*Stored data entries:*
↓
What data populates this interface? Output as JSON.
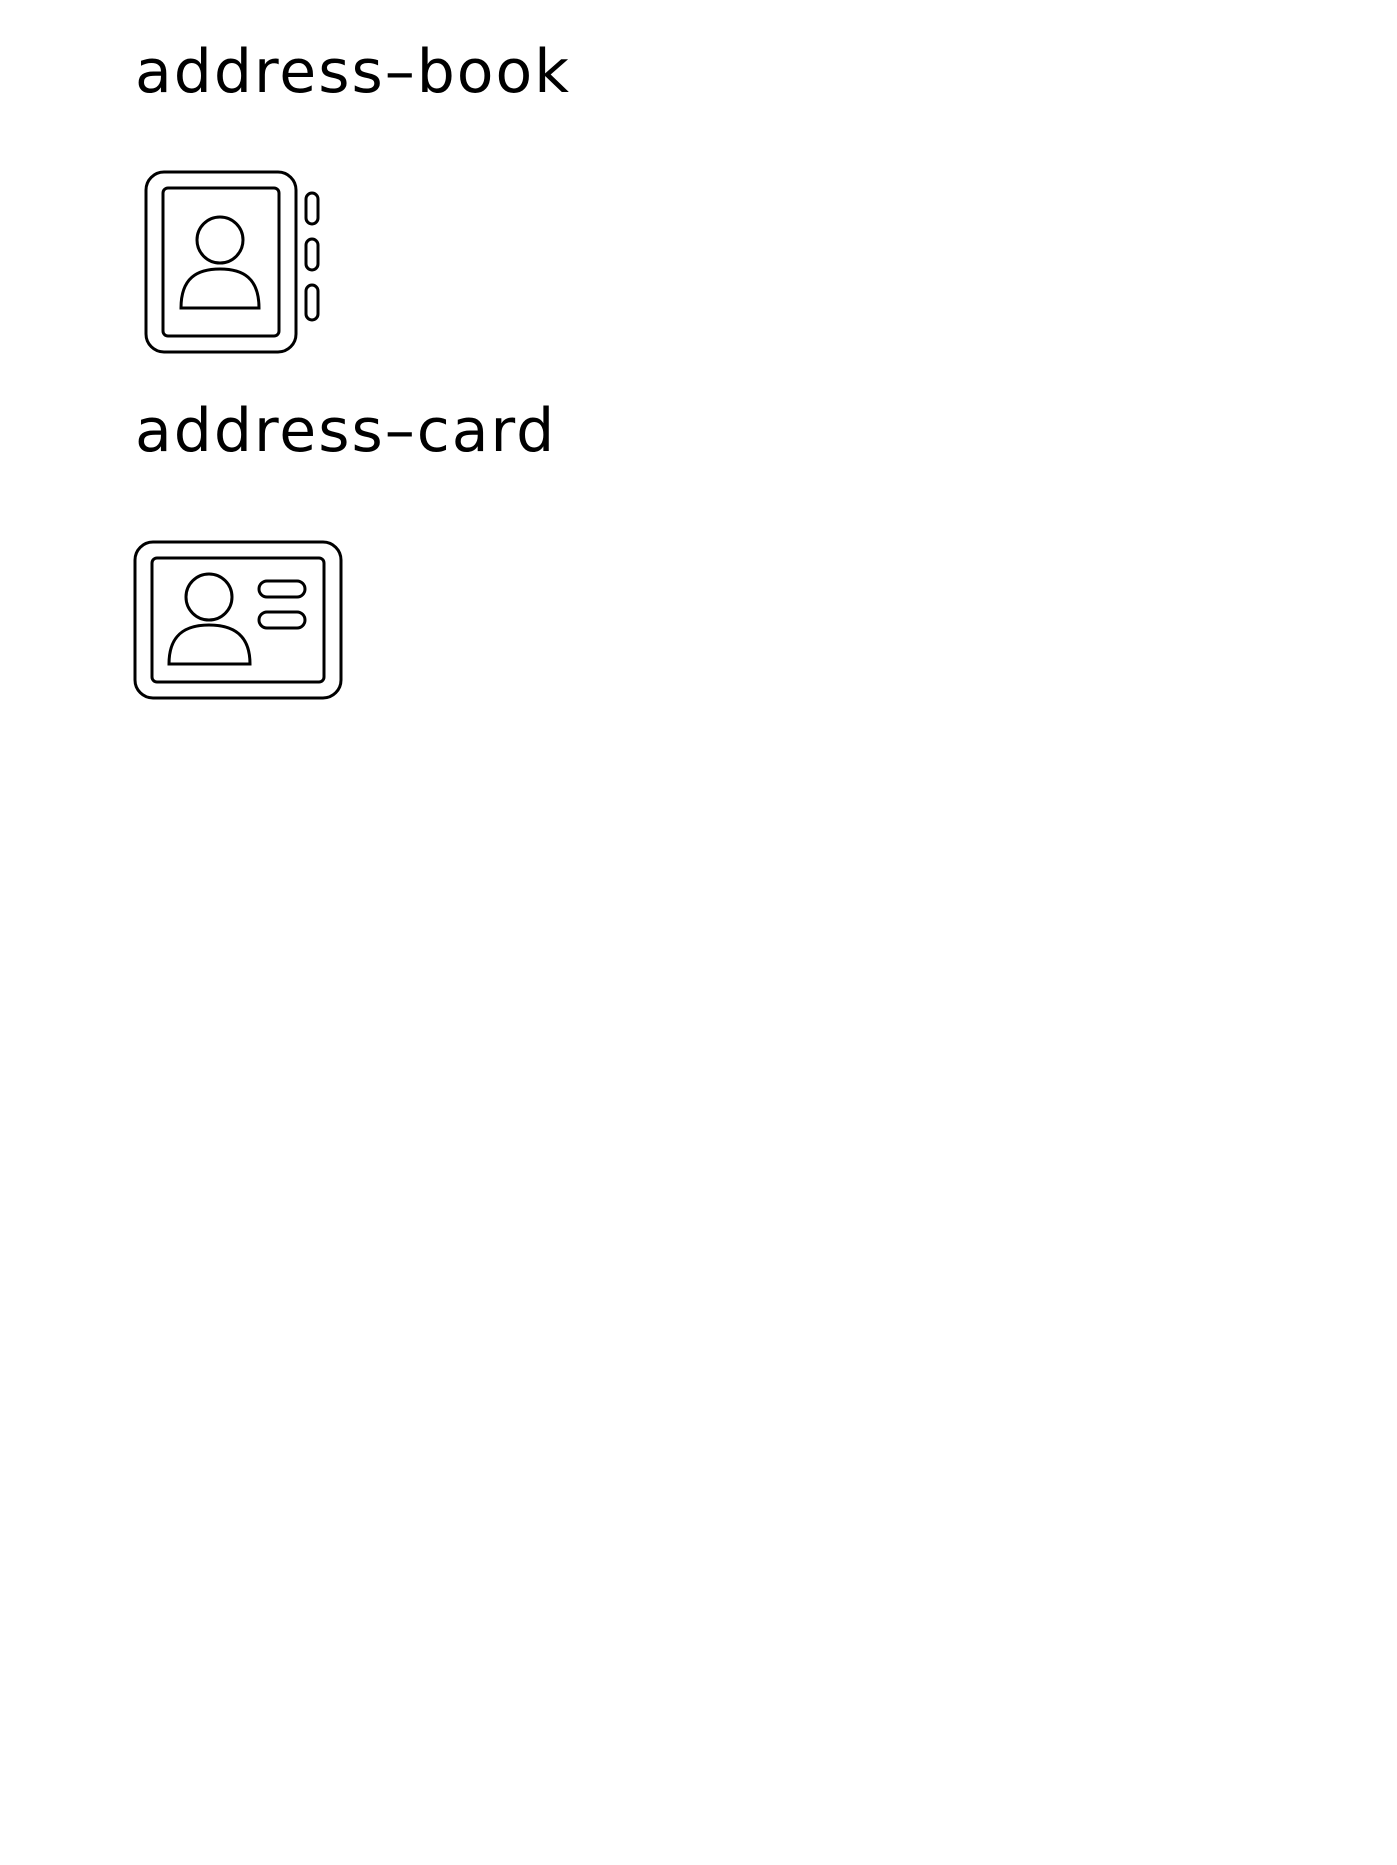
{
  "icons": [
    {
      "label": "address–book",
      "icon": "address-book-icon"
    },
    {
      "label": "address–card",
      "icon": "address-card-icon"
    }
  ],
  "colors": {
    "background": "#ffffff",
    "stroke": "#000000"
  }
}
↑
*EXERCISE:* Reproduce every line exactly and omit all pictures.

*THE ANSWER:*
What data populates this interface? Output as JSON.
{
  "icons": [
    {
      "label": "address–book",
      "icon": "address-book-icon"
    },
    {
      "label": "address–card",
      "icon": "address-card-icon"
    }
  ],
  "colors": {
    "background": "#ffffff",
    "stroke": "#000000"
  }
}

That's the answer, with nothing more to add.